#### [Отрывок со страницы]
"""
Не хватало движения, то есть жизни. Феномен изображения,
задерживающегося на сетчатке глаза, был
известен с давних времен. Ребенком я узнал о нем из
чудесной книги Тома Тита («Занимательная наука»),
которая учила, как можно поэкспериментировать с
блюдцем и картонным кружком, — если его проткнуть
посередке, то получается карусель, на которой, стоит
мне только захотеть, поскачет лошадь или побежит
человеческий силуэт. Говорят, в Ангкоре похожее развлечение
устраивали себе кхмерские принцы, глядя
из окна проносившейся кареты на то, как шагают каменные
слоны. Не пора ли нам вернуться к античной
философской мысли, ко всем этим вопросам о том, насколько
реально движение, полет птиц, галоп лошадей,
которые все суть вариации Зеноновой стрелы? Фотография,
а потом и кинематограф принесли зачатки ответа.
Но разрешили ли они проблему времени?

«Прибытие поезда на вокзал Ла-Сьота», «Выход
рабочих с заводов Люмьер» мгновенно обессмысливают
эту тему. Подобные ожившие картины утверждают
реальность, демонстрируют ее весомо, грубо,
как принцип. Течение жизни становится данностью.
Зритель больше не размышляет. Он не отступает, чтобы
лучше разглядеть, не прищуривается. Он пугается,
очаровывается, ему смешно, он забывает обо всем.
Режиссер Робер Брессон вспоминает, как воздействовало
кино на своих первых зрителей. «Больше всего
нас удивило, — рассказывает он, — что шевелились
листья на деревьях».

В одном из первых фильмов, навеки запечатленных
синематографом, Луи Люмьер снимает своего
брата Огюста в кругу семьи, в саду, когда тот кормит
младенца, вкладывая пищу прямо ему в ротик. Это называется
«Завтрак ребенка». В глубине сада по листве
кустов пробегает легкий ветерок. Прошла сотня лет, но
мы испытываем все то же очарование этой обыденной
сценкой, будто это одно из наших собственных воспоминаний,
будто мы вот-вот услышим шепоток пробегающего
по саду ветра, услышим, как ложка звякает
о тарелку, и еще смех, нежные слова родителей.

Я очень люблю лунную метафору. Не потому ли я и
вглядываюсь в свое детство, что мне так нравится свет
кинематографа, этот бледный, жемчужный, зернистый
свет, немного сероватый или, напротив, чрезмерно резкий,
свет, который, как говорится, светит, да не греет,
зато может оживлять сны и призраки? Луна — звезда
сновидений, ее диск — это серебряное зеркало, или,
быть может, линза, или еще то выпуклое зеркало, что
отражает пучок от электрической лампы проектора.
Проектор, ну точно как лунный свет, распространяет
сияние, совершающее путешествие во времени, прежде
чем оно доберется до белизны экрана. То, что он
освещает, — театр теней, ибо в ту минуту, когда на них
смотришь, несмотря на их движение и жизнь, эта реальность,
эти мужские и женские силуэты уже перестали
существовать.

Все помнят значительные технические трудности,
сопутствовашие изобретению кинематографа. В ранние
годы снимали лишенные движения сцены на пленэре,
в студии, простейшие опыты. Трудно увидеть в
этих трепетных, обольстительных кадрах что-то иное,
кроме плохой имитации реального.
"""
#### [Фрагмент записей]
"""
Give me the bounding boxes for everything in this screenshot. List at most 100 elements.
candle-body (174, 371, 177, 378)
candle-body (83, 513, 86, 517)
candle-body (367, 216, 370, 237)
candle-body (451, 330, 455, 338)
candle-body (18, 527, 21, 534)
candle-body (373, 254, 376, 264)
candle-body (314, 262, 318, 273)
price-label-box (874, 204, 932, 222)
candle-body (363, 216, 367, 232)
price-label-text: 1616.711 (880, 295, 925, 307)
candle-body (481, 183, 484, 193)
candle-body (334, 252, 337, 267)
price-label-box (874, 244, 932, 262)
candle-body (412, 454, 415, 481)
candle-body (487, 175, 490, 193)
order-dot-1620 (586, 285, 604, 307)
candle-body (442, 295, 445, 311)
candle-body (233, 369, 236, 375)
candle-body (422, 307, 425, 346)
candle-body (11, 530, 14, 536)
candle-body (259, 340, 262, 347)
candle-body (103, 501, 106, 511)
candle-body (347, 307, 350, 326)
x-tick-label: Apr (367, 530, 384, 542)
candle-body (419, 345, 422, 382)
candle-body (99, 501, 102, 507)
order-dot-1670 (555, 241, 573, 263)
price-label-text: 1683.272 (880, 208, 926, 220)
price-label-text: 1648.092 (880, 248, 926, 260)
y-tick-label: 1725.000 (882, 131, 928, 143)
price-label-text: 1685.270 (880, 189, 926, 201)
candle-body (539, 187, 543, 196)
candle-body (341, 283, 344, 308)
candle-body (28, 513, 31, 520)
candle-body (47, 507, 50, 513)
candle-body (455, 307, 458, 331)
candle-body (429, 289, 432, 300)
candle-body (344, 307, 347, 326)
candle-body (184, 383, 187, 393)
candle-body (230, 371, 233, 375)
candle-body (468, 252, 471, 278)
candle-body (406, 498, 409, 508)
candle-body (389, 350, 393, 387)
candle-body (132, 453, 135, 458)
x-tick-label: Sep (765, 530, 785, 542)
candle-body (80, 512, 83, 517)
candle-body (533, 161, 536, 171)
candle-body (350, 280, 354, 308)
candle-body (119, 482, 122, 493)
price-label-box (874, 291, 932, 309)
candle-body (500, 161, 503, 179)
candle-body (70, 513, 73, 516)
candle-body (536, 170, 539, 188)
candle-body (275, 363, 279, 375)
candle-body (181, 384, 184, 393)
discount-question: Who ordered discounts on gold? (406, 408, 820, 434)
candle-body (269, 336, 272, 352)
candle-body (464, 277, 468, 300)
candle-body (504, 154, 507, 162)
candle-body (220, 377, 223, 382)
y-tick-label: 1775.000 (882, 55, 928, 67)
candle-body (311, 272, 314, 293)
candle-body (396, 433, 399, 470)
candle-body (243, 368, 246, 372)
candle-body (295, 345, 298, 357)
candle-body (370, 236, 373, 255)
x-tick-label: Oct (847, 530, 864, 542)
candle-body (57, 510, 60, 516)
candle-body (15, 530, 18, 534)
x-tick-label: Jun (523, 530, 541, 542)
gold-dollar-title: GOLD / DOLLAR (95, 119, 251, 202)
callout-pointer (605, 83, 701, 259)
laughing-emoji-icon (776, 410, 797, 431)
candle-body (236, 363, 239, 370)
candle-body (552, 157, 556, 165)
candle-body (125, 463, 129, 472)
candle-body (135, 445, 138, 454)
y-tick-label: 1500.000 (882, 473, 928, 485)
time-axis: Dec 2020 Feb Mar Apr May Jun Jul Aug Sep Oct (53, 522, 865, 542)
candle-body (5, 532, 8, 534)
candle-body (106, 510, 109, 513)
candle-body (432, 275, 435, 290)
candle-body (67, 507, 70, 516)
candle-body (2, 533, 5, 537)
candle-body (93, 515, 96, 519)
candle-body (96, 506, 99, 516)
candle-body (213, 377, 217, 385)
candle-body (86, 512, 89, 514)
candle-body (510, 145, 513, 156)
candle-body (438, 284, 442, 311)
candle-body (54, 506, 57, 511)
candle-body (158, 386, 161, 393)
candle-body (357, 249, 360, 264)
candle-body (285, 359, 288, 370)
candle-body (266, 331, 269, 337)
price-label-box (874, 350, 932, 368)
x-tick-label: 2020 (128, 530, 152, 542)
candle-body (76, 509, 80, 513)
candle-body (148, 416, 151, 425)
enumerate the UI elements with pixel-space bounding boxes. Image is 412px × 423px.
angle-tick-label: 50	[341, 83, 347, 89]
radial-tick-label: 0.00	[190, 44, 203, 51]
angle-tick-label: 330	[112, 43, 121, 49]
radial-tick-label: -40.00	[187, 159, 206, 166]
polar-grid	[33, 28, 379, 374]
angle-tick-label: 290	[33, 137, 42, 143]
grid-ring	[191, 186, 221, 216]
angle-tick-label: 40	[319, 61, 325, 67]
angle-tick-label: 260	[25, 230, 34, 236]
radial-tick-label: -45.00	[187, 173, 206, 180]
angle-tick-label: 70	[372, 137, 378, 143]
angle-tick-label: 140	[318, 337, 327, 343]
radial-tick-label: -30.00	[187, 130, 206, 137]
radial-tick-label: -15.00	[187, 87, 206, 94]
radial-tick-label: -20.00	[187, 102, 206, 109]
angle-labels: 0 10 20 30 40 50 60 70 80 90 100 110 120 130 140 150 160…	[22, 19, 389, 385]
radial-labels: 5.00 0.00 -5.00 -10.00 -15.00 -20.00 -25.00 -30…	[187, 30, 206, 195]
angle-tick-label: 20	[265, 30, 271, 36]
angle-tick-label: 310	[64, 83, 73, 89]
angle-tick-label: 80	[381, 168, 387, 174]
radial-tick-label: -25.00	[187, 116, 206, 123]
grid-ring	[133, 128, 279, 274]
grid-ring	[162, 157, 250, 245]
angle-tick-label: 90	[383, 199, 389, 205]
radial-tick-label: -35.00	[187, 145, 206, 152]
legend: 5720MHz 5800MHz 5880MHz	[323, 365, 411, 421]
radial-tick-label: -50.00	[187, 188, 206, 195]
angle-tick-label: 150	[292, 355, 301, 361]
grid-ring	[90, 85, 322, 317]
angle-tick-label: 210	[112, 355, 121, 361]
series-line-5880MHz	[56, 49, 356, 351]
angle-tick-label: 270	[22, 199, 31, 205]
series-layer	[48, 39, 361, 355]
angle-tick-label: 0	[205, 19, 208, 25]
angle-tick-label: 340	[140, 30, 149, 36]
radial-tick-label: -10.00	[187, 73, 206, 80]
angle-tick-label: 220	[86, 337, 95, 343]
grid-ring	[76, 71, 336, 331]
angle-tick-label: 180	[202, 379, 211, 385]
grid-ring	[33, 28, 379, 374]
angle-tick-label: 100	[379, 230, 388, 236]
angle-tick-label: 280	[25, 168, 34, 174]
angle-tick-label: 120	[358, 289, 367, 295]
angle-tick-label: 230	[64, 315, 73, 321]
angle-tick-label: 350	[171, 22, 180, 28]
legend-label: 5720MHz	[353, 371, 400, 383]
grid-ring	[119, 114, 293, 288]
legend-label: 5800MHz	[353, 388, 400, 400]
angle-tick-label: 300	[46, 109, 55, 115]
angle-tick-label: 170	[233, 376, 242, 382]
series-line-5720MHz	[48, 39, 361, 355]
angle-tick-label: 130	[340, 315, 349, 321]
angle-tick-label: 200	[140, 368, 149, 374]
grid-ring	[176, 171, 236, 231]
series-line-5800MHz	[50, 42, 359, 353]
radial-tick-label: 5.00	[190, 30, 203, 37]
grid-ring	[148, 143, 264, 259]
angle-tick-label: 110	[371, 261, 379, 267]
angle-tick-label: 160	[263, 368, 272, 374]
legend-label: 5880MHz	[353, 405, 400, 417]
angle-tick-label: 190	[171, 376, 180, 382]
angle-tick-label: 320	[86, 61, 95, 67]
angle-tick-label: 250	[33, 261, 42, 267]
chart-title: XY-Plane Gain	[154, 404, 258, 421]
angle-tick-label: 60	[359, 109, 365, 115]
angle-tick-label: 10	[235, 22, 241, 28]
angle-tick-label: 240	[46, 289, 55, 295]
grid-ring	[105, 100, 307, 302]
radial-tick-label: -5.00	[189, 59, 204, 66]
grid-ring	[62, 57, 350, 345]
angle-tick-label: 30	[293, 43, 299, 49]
"""
#### [Задание A]
Перечислите все фильмы, названия которых приведены в отрывке о кинематографе.
#### [Задание B]
Пожалуйста, повторите дословно часть отрывка о кинематографе, начиная со слов «Все помнят значительные» и далее вплоть до слов «плохой имитации реального.».
Записи представляют собой отдельный материал и к отрывку о кинематографе не относятся.

#### [Ожидаемый ответ A]
«Прибытие поезда на вокзал Ла-Сьота»
«Выход рабочих с заводов Люмьер»
«Завтрак ребенка»

#### [Ожидаемый ответ B]
Все помнят значительные технические трудности,
сопутствовашие изобретению кинематографа. В ранние
годы снимали лишенные движения сцены на пленэре,
в студии, простейшие опыты. Трудно увидеть в
этих трепетных, обольстительных кадрах что-то иное,
кроме плохой имитации реального.